- OBJECTIVE -
Go through the records and show each line where the word "right" occurs.

- DATA FOR THE TASK -
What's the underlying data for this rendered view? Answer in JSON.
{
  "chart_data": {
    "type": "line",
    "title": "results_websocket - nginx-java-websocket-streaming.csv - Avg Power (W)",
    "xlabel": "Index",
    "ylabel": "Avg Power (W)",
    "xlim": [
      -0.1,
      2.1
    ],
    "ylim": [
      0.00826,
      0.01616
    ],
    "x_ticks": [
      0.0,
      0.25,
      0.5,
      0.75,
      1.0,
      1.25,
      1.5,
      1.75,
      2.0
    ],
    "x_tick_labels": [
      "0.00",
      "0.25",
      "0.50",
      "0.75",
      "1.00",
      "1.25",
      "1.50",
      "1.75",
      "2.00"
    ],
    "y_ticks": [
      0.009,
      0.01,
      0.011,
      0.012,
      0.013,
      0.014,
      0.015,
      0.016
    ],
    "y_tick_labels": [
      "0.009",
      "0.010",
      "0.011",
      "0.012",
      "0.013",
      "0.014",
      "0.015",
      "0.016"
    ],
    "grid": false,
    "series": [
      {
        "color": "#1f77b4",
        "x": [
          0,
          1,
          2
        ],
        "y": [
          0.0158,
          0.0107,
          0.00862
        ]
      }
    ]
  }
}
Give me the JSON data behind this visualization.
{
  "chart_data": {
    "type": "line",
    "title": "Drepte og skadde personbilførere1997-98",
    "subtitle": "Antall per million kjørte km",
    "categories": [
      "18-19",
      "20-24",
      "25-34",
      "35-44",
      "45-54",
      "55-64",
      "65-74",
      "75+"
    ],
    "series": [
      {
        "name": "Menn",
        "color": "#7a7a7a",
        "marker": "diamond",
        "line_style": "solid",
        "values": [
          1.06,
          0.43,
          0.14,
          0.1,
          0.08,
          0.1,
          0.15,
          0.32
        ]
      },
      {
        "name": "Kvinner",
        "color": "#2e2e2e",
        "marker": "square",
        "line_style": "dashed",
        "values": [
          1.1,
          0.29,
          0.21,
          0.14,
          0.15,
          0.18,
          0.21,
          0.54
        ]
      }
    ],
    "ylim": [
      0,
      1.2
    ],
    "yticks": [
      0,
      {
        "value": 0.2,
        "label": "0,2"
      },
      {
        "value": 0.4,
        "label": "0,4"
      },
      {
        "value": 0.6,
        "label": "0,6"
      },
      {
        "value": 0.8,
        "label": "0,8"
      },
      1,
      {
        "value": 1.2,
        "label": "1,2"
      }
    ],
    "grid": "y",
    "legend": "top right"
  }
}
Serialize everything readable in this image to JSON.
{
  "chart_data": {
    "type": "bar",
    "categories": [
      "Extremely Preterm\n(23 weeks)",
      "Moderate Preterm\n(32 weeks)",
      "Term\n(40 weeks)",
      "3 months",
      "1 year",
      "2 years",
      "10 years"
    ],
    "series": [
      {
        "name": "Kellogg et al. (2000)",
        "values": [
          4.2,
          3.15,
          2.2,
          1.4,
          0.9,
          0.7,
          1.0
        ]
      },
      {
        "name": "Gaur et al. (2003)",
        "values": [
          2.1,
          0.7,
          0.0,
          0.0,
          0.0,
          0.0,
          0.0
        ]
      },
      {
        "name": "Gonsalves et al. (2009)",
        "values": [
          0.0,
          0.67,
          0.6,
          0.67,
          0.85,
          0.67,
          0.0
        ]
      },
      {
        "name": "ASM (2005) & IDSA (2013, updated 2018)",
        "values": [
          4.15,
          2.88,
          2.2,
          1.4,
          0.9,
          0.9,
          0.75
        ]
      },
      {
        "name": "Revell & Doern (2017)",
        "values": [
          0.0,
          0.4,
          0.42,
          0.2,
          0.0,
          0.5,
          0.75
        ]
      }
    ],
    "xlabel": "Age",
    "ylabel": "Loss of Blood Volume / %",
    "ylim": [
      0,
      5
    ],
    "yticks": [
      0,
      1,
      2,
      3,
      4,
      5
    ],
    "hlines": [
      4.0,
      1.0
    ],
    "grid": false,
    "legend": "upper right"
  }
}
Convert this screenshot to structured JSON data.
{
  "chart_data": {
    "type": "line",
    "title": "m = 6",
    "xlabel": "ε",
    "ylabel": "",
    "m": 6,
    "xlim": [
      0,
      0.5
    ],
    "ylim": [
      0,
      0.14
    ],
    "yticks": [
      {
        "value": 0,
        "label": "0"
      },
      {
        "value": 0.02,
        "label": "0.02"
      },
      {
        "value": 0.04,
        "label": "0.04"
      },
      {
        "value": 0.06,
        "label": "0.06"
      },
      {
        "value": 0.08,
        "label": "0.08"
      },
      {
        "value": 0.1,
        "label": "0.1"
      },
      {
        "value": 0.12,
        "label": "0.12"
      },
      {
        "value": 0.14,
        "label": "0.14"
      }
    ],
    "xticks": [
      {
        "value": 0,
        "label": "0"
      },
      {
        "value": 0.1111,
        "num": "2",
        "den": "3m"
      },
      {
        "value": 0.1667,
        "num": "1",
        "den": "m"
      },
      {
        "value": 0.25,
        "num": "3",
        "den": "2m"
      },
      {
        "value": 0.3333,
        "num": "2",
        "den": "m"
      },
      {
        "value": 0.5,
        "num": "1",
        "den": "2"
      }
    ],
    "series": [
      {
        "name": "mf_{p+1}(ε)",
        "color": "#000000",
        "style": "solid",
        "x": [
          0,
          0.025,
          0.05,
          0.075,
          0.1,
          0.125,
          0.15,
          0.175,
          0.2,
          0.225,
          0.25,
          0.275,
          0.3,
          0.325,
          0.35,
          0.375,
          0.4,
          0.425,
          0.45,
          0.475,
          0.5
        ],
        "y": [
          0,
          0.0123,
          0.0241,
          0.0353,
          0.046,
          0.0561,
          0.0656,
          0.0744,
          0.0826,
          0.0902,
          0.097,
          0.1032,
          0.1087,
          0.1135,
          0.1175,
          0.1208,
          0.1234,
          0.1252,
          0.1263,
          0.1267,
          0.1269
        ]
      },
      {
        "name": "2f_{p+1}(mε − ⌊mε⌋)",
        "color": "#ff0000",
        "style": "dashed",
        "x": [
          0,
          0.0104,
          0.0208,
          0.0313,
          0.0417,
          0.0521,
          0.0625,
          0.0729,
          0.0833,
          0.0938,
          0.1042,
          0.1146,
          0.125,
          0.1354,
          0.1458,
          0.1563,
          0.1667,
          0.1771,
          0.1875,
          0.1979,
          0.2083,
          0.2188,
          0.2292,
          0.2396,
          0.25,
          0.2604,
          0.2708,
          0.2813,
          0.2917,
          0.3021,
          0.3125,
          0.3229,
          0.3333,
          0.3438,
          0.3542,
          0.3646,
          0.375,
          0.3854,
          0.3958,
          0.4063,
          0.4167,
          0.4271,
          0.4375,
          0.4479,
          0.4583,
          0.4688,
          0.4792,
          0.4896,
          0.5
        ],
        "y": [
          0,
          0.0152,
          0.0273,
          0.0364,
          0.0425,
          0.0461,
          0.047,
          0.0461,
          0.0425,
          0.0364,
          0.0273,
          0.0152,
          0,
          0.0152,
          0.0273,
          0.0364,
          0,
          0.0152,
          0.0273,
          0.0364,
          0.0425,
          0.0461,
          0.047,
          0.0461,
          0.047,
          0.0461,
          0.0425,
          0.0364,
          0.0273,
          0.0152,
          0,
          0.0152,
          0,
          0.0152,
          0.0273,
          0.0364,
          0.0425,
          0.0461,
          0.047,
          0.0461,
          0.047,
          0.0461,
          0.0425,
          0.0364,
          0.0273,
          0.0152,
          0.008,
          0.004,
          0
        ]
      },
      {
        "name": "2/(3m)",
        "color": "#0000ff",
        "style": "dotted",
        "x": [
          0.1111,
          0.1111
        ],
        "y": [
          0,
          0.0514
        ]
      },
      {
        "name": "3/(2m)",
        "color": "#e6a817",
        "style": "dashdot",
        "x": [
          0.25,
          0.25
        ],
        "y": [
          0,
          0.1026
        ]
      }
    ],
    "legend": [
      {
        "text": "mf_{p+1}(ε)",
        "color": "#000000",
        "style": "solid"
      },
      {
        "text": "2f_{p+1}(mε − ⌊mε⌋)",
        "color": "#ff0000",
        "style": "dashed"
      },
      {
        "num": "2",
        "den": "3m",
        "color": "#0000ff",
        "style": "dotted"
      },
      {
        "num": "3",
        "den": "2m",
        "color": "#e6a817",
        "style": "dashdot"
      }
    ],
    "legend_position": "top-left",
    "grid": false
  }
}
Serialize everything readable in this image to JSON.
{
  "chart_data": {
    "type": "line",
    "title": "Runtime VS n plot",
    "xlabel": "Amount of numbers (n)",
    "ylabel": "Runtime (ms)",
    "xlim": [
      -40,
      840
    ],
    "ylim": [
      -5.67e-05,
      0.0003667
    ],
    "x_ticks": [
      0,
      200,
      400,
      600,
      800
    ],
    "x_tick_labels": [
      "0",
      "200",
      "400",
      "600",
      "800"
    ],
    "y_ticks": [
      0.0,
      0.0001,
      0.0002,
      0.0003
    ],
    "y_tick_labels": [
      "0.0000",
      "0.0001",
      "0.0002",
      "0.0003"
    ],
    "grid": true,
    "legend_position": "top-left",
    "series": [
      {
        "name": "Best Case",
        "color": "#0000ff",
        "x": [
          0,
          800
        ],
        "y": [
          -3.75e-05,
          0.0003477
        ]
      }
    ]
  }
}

- ANSWER TO THE PROBLEM -
    "legend": "top right"
    "legend": "upper right"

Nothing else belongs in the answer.